Goal of the exercise = Identify the lines that contain the string "Turn", then copy each of them.

====== Data extract ======

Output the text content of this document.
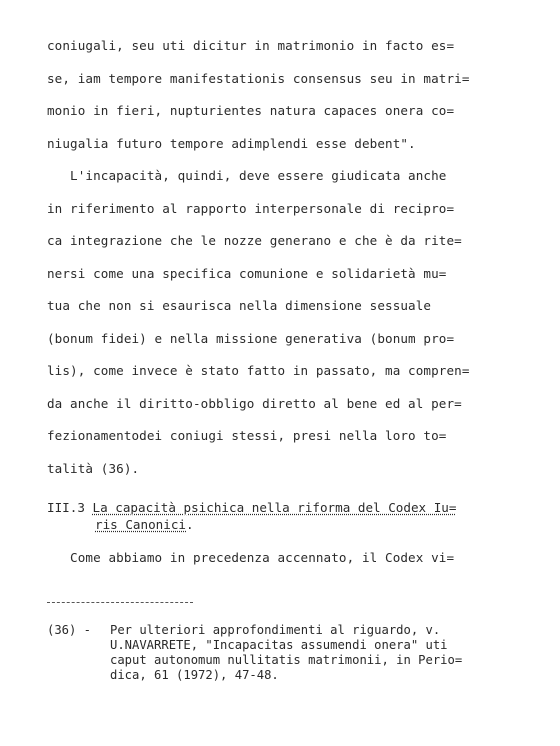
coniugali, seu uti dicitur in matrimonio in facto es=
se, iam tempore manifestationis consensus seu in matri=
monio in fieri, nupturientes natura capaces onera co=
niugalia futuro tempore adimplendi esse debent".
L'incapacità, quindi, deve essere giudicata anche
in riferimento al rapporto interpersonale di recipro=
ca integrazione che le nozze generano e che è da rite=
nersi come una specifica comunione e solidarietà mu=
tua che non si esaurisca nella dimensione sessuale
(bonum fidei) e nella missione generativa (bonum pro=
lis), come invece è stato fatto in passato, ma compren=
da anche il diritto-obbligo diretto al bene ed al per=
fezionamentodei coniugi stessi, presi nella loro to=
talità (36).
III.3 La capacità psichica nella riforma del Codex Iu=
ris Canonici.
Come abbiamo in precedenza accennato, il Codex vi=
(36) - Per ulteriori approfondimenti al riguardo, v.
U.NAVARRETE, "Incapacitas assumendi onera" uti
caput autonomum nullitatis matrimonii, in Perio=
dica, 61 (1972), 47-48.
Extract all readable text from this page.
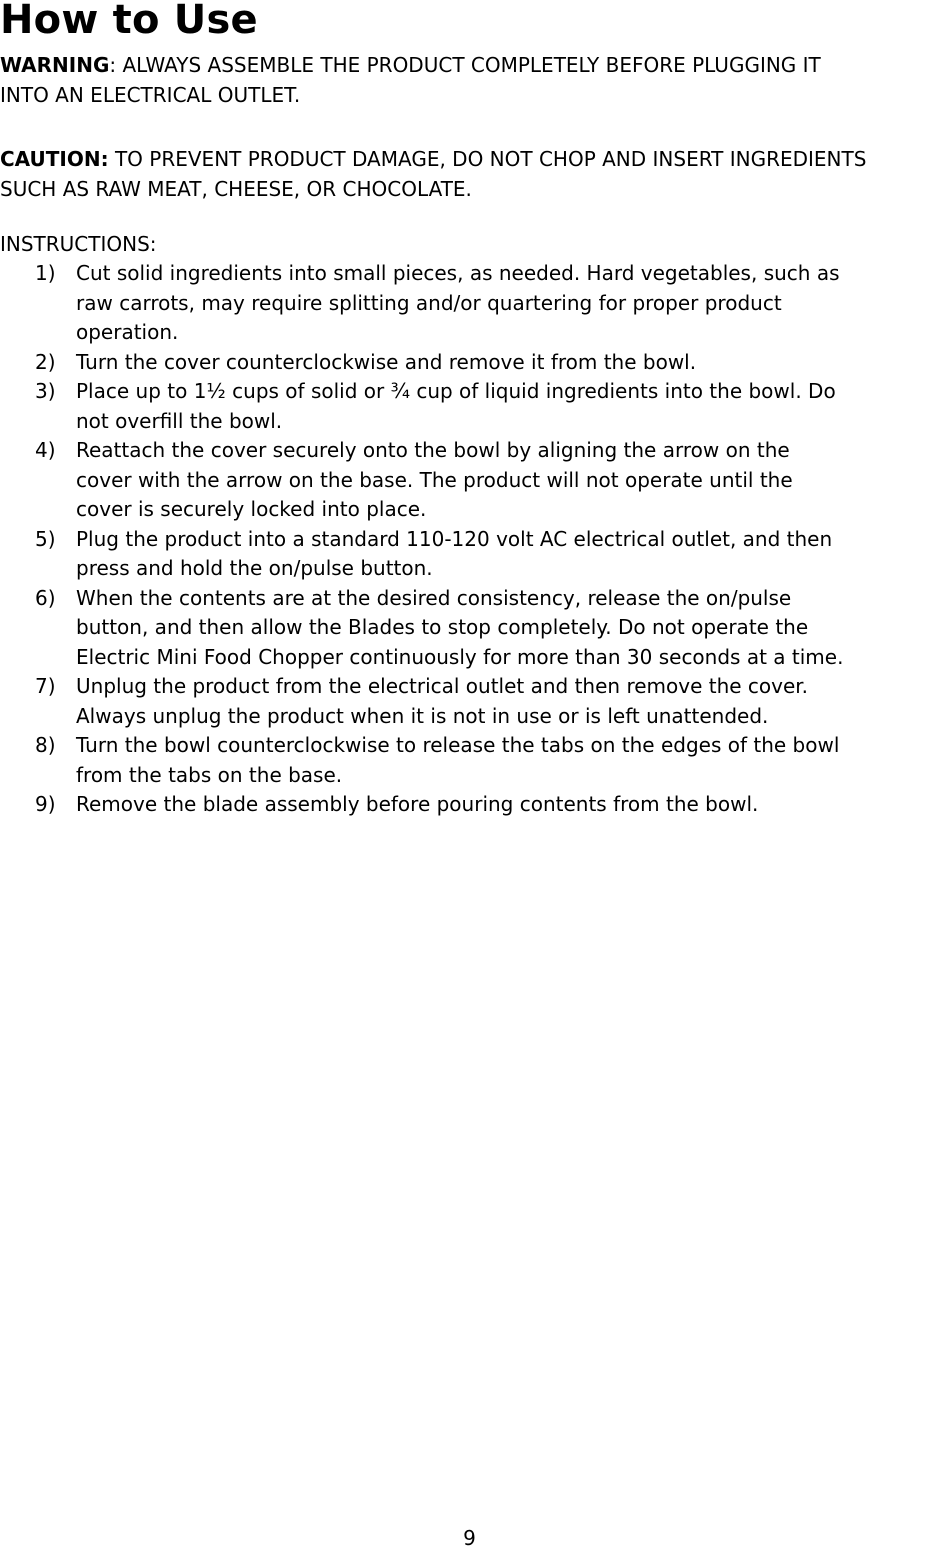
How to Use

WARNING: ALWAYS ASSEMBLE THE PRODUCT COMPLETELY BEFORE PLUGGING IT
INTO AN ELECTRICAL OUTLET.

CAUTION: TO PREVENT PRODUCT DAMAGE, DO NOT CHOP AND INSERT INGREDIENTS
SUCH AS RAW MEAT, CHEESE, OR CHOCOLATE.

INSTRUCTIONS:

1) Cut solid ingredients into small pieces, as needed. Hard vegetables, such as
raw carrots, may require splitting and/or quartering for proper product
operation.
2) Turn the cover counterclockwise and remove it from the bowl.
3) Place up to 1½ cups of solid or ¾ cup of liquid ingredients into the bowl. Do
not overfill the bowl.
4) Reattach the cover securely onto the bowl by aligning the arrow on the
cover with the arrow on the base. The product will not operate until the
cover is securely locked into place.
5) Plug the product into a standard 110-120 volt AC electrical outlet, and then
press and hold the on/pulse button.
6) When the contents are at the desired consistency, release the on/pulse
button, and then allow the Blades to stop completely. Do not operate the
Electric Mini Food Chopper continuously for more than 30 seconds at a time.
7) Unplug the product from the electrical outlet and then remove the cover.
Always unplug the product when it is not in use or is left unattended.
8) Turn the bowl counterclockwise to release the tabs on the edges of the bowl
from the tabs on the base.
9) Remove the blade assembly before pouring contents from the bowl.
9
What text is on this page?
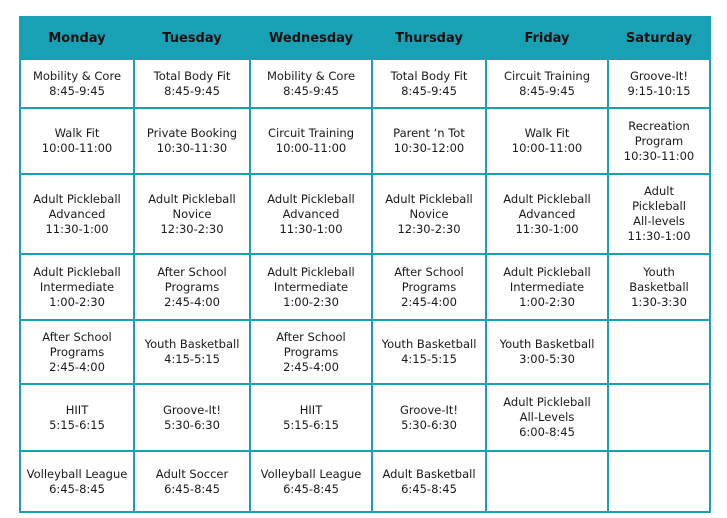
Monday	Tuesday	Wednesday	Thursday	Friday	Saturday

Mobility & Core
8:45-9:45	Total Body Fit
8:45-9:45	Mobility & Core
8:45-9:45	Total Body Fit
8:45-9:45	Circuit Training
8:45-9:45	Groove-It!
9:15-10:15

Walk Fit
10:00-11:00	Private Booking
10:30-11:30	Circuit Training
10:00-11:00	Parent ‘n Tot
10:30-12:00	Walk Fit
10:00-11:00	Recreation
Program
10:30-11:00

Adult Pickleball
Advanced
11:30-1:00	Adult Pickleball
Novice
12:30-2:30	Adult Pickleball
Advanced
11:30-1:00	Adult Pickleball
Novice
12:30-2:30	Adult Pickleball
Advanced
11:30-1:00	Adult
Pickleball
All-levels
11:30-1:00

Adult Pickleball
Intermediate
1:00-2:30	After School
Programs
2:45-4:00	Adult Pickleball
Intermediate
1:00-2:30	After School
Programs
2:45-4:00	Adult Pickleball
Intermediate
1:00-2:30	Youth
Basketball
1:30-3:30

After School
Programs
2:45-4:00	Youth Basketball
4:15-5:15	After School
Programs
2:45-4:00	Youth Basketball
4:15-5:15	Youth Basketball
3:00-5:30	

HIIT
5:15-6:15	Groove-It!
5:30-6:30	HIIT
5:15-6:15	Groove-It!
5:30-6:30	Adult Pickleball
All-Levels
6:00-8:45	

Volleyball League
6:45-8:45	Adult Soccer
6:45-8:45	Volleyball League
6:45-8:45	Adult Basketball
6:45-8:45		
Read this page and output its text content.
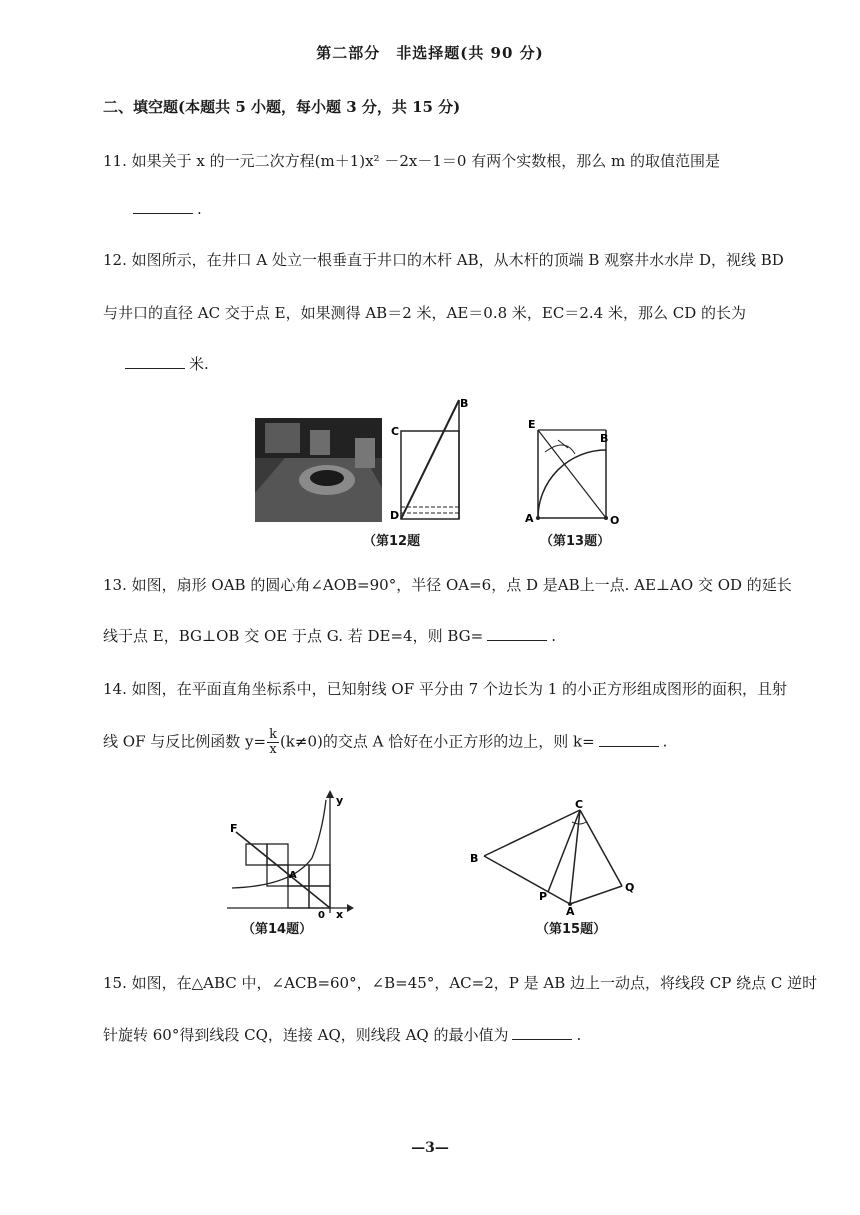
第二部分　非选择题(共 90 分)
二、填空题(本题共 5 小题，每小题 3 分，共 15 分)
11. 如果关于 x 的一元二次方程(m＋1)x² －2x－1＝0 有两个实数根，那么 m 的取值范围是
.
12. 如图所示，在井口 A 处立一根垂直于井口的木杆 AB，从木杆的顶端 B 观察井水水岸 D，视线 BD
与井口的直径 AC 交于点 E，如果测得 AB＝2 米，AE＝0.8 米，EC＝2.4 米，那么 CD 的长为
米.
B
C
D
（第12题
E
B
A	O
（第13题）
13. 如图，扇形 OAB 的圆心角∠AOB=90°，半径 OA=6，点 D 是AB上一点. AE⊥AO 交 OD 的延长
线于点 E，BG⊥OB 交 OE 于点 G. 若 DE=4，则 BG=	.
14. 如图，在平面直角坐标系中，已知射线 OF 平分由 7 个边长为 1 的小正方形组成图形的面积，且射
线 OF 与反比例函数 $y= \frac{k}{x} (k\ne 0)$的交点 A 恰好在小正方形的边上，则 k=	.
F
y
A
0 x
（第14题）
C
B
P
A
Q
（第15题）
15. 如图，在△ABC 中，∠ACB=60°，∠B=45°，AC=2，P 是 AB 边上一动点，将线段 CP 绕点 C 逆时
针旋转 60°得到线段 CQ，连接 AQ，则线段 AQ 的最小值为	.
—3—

======

Full answer =
2) Turn the cover counterclockwise and remove it from the bowl.
8) Turn the bowl counterclockwise to release the tabs on the edges of the bowl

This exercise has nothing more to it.